### WHAT IS EXPECTED
Type out the records that follow, exactly as given.

### MATERIAL

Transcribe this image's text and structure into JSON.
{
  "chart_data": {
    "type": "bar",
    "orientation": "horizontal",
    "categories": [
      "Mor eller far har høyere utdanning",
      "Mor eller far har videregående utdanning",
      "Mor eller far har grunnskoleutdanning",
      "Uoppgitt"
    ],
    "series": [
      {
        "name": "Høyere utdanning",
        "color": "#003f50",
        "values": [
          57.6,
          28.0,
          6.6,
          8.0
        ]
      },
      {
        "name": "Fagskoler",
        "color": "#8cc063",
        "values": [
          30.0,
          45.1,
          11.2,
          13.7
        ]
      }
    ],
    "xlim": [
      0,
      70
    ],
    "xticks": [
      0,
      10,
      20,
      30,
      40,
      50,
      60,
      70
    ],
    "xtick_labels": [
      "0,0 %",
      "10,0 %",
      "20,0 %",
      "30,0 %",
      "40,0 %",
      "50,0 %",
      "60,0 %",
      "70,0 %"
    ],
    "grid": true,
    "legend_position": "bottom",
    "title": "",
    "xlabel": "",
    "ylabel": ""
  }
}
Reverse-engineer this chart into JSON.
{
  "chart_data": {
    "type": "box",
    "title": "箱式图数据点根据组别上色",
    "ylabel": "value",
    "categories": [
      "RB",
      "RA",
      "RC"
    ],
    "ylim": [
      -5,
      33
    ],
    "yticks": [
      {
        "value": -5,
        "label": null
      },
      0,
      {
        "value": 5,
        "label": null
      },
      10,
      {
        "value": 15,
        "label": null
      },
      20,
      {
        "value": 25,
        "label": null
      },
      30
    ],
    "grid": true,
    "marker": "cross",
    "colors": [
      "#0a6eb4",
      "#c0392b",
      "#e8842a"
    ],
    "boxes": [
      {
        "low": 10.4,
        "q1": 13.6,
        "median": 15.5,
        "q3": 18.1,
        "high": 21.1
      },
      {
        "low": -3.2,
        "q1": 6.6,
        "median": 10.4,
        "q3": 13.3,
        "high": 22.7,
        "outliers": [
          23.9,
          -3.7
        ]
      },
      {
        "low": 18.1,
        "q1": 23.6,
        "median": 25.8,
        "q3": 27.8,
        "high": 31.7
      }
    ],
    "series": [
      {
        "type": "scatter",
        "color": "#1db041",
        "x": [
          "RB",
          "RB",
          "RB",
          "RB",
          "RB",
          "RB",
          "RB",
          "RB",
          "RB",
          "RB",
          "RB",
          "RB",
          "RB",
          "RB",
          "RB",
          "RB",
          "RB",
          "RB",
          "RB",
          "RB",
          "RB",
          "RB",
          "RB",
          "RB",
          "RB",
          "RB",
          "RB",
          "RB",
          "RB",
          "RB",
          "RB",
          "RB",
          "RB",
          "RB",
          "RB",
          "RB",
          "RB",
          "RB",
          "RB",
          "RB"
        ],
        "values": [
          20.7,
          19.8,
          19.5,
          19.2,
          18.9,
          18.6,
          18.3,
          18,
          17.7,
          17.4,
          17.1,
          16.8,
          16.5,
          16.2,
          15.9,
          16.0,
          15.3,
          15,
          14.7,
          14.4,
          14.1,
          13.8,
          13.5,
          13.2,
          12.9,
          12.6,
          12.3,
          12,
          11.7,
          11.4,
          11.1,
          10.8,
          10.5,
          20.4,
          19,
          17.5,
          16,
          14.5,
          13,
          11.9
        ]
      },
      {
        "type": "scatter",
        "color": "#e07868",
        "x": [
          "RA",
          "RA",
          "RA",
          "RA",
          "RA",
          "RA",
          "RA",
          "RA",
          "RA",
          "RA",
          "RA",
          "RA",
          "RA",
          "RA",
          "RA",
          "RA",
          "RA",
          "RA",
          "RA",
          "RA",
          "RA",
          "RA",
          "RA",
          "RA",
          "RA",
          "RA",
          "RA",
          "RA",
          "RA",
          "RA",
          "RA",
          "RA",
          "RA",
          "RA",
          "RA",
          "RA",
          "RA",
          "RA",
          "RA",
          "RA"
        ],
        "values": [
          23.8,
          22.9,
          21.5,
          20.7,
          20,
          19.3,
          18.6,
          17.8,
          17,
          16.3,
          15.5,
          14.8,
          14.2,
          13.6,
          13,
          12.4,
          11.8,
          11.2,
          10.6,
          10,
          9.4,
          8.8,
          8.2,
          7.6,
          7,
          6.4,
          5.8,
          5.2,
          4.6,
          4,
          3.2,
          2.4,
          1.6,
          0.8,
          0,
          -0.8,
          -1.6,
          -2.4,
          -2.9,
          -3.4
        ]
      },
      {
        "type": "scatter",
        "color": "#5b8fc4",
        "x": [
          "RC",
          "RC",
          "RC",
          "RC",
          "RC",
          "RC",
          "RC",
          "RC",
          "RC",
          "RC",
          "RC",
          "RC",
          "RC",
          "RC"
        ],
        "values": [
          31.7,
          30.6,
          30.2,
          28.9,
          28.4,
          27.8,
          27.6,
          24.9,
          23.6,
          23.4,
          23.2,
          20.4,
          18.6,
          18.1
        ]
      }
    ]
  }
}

### RESULT FOR THIS TASK
Transcribe this image's text and structure into JSON.
{
  "chart_data": {
    "type": "bar",
    "orientation": "horizontal",
    "categories": [
      "Mor eller far har høyere utdanning",
      "Mor eller far har videregående utdanning",
      "Mor eller far har grunnskoleutdanning",
      "Uoppgitt"
    ],
    "series": [
      {
        "name": "Høyere utdanning",
        "color": "#003f50",
        "values": [
          57.6,
          28.0,
          6.6,
          8.0
        ]
      },
      {
        "name": "Fagskoler",
        "color": "#8cc063",
        "values": [
          30.0,
          45.1,
          11.2,
          13.7
        ]
      }
    ],
    "xlim": [
      0,
      70
    ],
    "xticks": [
      0,
      10,
      20,
      30,
      40,
      50,
      60,
      70
    ],
    "xtick_labels": [
      "0,0 %",
      "10,0 %",
      "20,0 %",
      "30,0 %",
      "40,0 %",
      "50,0 %",
      "60,0 %",
      "70,0 %"
    ],
    "grid": true,
    "legend_position": "bottom",
    "title": "",
    "xlabel": "",
    "ylabel": ""
  }
}
Reverse-engineer this chart into JSON.
{
  "chart_data": {
    "type": "box",
    "title": "箱式图数据点根据组别上色",
    "ylabel": "value",
    "categories": [
      "RB",
      "RA",
      "RC"
    ],
    "ylim": [
      -5,
      33
    ],
    "yticks": [
      {
        "value": -5,
        "label": null
      },
      0,
      {
        "value": 5,
        "label": null
      },
      10,
      {
        "value": 15,
        "label": null
      },
      20,
      {
        "value": 25,
        "label": null
      },
      30
    ],
    "grid": true,
    "marker": "cross",
    "colors": [
      "#0a6eb4",
      "#c0392b",
      "#e8842a"
    ],
    "boxes": [
      {
        "low": 10.4,
        "q1": 13.6,
        "median": 15.5,
        "q3": 18.1,
        "high": 21.1
      },
      {
        "low": -3.2,
        "q1": 6.6,
        "median": 10.4,
        "q3": 13.3,
        "high": 22.7,
        "outliers": [
          23.9,
          -3.7
        ]
      },
      {
        "low": 18.1,
        "q1": 23.6,
        "median": 25.8,
        "q3": 27.8,
        "high": 31.7
      }
    ],
    "series": [
      {
        "type": "scatter",
        "color": "#1db041",
        "x": [
          "RB",
          "RB",
          "RB",
          "RB",
          "RB",
          "RB",
          "RB",
          "RB",
          "RB",
          "RB",
          "RB",
          "RB",
          "RB",
          "RB",
          "RB",
          "RB",
          "RB",
          "RB",
          "RB",
          "RB",
          "RB",
          "RB",
          "RB",
          "RB",
          "RB",
          "RB",
          "RB",
          "RB",
          "RB",
          "RB",
          "RB",
          "RB",
          "RB",
          "RB",
          "RB",
          "RB",
          "RB",
          "RB",
          "RB",
          "RB"
        ],
        "values": [
          20.7,
          19.8,
          19.5,
          19.2,
          18.9,
          18.6,
          18.3,
          18,
          17.7,
          17.4,
          17.1,
          16.8,
          16.5,
          16.2,
          15.9,
          16.0,
          15.3,
          15,
          14.7,
          14.4,
          14.1,
          13.8,
          13.5,
          13.2,
          12.9,
          12.6,
          12.3,
          12,
          11.7,
          11.4,
          11.1,
          10.8,
          10.5,
          20.4,
          19,
          17.5,
          16,
          14.5,
          13,
          11.9
        ]
      },
      {
        "type": "scatter",
        "color": "#e07868",
        "x": [
          "RA",
          "RA",
          "RA",
          "RA",
          "RA",
          "RA",
          "RA",
          "RA",
          "RA",
          "RA",
          "RA",
          "RA",
          "RA",
          "RA",
          "RA",
          "RA",
          "RA",
          "RA",
          "RA",
          "RA",
          "RA",
          "RA",
          "RA",
          "RA",
          "RA",
          "RA",
          "RA",
          "RA",
          "RA",
          "RA",
          "RA",
          "RA",
          "RA",
          "RA",
          "RA",
          "RA",
          "RA",
          "RA",
          "RA",
          "RA"
        ],
        "values": [
          23.8,
          22.9,
          21.5,
          20.7,
          20,
          19.3,
          18.6,
          17.8,
          17,
          16.3,
          15.5,
          14.8,
          14.2,
          13.6,
          13,
          12.4,
          11.8,
          11.2,
          10.6,
          10,
          9.4,
          8.8,
          8.2,
          7.6,
          7,
          6.4,
          5.8,
          5.2,
          4.6,
          4,
          3.2,
          2.4,
          1.6,
          0.8,
          0,
          -0.8,
          -1.6,
          -2.4,
          -2.9,
          -3.4
        ]
      },
      {
        "type": "scatter",
        "color": "#5b8fc4",
        "x": [
          "RC",
          "RC",
          "RC",
          "RC",
          "RC",
          "RC",
          "RC",
          "RC",
          "RC",
          "RC",
          "RC",
          "RC",
          "RC",
          "RC"
        ],
        "values": [
          31.7,
          30.6,
          30.2,
          28.9,
          28.4,
          27.8,
          27.6,
          24.9,
          23.6,
          23.4,
          23.2,
          20.4,
          18.6,
          18.1
        ]
      }
    ]
  }
}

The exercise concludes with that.